▶ YOUR TASK
Exactly reproduce the entries, dropping any pictures from your copy.

▶ ITEMS
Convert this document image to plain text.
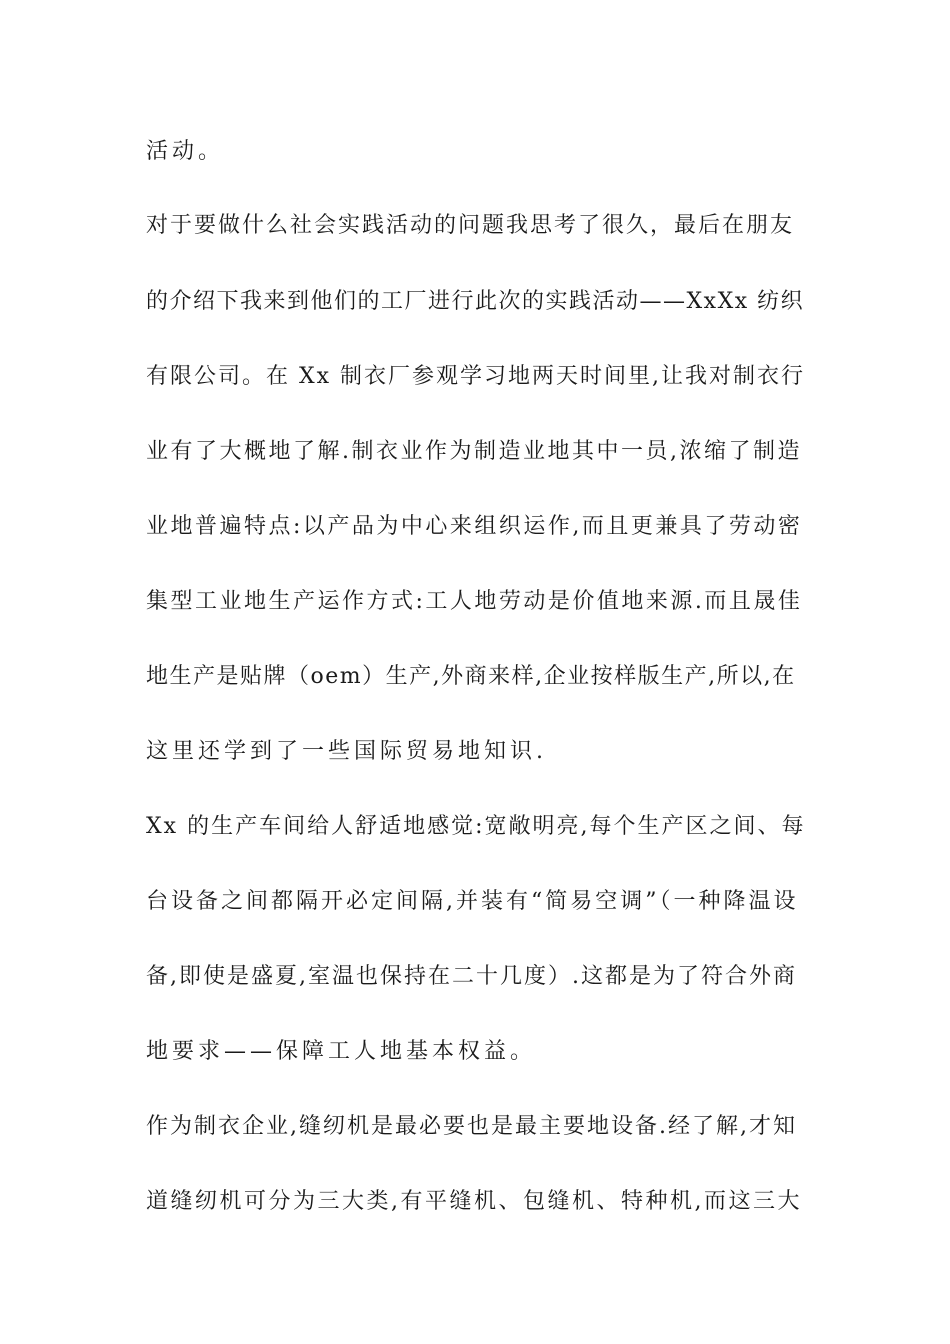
活动。
对于要做什么社会实践活动的问题我思考了很久，最后在朋友
的介绍下我来到他们的工厂进行此次的实践活动——XxXx 纺织
有限公司。在 Xx 制衣厂参观学习地两天时间里,让我对制衣行
业有了大概地了解.制衣业作为制造业地其中一员,浓缩了制造
业地普遍特点:以产品为中心来组织运作,而且更兼具了劳动密
集型工业地生产运作方式:工人地劳动是价值地来源.而且晟佳
地生产是贴牌（oem）生产,外商来样,企业按样版生产,所以,在
这里还学到了一些国际贸易地知识.
Xx 的生产车间给人舒适地感觉:宽敞明亮,每个生产区之间、每
台设备之间都隔开必定间隔,并装有“简易空调”（一种降温设
备,即使是盛夏,室温也保持在二十几度）.这都是为了符合外商
地要求——保障工人地基本权益。
作为制衣企业,缝纫机是最必要也是最主要地设备.经了解,才知
道缝纫机可分为三大类,有平缝机、包缝机、特种机,而这三大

▶ RESULT
Convert this document image to plain text.
活动。
对于要做什么社会实践活动的问题我思考了很久，最后在朋友
的介绍下我来到他们的工厂进行此次的实践活动——XxXx 纺织
有限公司。在 Xx 制衣厂参观学习地两天时间里,让我对制衣行
业有了大概地了解.制衣业作为制造业地其中一员,浓缩了制造
业地普遍特点:以产品为中心来组织运作,而且更兼具了劳动密
集型工业地生产运作方式:工人地劳动是价值地来源.而且晟佳
地生产是贴牌（oem）生产,外商来样,企业按样版生产,所以,在
这里还学到了一些国际贸易地知识.
Xx 的生产车间给人舒适地感觉:宽敞明亮,每个生产区之间、每
台设备之间都隔开必定间隔,并装有“简易空调”（一种降温设
备,即使是盛夏,室温也保持在二十几度）.这都是为了符合外商
地要求——保障工人地基本权益。
作为制衣企业,缝纫机是最必要也是最主要地设备.经了解,才知
道缝纫机可分为三大类,有平缝机、包缝机、特种机,而这三大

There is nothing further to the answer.